Task details:
Would you pull out every line of the material that contains the string "교호작용의"?

— begin —

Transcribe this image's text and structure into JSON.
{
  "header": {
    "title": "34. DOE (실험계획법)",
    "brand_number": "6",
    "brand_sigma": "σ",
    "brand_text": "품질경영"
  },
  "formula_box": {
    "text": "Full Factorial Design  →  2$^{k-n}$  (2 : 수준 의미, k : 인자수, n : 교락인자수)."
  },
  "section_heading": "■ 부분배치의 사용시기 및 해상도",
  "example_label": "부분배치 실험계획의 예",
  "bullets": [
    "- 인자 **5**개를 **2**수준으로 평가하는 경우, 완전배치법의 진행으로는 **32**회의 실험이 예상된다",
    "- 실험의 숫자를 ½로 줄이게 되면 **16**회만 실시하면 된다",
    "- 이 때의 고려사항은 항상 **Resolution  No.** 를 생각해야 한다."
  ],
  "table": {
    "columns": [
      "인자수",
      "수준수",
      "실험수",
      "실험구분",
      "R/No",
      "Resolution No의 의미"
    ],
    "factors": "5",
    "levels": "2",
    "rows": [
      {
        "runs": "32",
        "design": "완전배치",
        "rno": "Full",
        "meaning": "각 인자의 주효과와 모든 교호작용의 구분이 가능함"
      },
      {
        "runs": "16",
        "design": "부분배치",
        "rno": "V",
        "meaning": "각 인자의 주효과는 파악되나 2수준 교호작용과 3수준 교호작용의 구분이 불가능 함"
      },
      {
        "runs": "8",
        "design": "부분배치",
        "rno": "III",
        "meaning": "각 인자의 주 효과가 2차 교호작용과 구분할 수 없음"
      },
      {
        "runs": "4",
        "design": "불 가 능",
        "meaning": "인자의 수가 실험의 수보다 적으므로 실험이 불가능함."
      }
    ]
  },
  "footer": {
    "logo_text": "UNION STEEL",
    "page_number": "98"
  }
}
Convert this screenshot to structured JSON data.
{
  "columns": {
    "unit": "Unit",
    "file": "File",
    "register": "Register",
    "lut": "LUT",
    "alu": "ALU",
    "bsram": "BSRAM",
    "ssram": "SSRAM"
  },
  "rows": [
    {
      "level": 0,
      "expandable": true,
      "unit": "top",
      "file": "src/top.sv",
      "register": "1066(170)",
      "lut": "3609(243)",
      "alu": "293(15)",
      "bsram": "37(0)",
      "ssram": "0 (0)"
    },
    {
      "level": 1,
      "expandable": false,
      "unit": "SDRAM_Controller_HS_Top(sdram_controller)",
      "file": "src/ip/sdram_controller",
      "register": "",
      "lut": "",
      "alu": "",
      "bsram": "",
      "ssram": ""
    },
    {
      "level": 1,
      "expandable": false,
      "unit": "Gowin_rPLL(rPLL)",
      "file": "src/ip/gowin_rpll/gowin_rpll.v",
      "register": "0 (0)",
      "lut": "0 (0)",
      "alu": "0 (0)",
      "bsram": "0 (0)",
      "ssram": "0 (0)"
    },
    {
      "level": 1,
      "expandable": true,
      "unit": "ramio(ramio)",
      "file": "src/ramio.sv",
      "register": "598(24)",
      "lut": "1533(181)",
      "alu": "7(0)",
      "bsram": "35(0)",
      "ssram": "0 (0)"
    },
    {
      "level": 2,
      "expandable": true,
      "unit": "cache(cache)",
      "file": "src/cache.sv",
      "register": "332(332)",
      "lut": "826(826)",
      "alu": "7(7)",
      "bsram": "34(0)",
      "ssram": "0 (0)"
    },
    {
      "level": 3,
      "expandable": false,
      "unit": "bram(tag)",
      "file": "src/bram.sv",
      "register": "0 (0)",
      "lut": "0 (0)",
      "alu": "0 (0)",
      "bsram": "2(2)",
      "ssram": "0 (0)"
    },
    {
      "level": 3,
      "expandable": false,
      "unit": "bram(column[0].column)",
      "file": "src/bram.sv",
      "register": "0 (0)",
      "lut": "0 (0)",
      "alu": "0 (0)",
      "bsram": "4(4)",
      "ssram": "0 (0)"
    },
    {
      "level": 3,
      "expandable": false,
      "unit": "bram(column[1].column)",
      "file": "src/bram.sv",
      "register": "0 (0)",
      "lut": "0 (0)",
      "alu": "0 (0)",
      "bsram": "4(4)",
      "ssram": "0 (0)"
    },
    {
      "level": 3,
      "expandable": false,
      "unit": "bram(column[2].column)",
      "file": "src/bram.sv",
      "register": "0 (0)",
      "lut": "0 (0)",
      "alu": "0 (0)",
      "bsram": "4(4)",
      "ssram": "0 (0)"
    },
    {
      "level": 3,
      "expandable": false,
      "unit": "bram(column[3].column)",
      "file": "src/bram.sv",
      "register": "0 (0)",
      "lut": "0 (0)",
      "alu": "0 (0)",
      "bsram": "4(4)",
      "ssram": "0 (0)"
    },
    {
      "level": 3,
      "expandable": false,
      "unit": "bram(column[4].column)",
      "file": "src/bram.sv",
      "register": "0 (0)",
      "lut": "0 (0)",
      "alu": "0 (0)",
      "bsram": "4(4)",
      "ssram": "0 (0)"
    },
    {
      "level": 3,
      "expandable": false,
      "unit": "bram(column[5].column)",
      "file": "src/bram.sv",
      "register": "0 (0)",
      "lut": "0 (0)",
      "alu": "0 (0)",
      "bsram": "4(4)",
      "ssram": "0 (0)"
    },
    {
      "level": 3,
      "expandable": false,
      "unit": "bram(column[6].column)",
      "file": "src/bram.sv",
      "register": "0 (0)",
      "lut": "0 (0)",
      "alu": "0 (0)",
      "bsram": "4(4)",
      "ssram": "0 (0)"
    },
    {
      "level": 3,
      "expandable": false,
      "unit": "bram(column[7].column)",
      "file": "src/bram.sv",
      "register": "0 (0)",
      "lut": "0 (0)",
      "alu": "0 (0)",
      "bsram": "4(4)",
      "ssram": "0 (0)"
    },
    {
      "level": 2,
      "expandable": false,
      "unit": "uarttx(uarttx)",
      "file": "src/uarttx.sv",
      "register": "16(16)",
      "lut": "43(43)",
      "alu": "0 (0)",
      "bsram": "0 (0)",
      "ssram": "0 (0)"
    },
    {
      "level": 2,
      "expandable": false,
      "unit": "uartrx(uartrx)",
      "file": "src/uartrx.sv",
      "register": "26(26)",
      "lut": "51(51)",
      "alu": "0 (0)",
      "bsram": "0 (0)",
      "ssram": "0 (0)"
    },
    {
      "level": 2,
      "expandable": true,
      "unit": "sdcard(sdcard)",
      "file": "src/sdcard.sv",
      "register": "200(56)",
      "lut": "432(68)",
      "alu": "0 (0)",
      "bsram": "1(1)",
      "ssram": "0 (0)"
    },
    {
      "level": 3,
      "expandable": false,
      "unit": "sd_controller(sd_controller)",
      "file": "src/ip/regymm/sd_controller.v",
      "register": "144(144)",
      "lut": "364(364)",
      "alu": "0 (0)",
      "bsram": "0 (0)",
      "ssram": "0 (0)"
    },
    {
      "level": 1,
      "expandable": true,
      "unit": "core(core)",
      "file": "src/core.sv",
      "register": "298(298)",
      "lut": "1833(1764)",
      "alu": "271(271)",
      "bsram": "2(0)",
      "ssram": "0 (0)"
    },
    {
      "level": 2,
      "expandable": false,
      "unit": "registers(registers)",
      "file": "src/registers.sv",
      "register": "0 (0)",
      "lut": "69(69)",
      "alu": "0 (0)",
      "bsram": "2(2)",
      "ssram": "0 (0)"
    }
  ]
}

— end —

Solved exercise:
        "meaning": "각 인자의 주효과와 모든 교호작용의 구분이 가능함"
        "meaning": "각 인자의 주효과는 파악되나 2수준 교호작용과 3수준 교호작용의 구분이 불가능 함"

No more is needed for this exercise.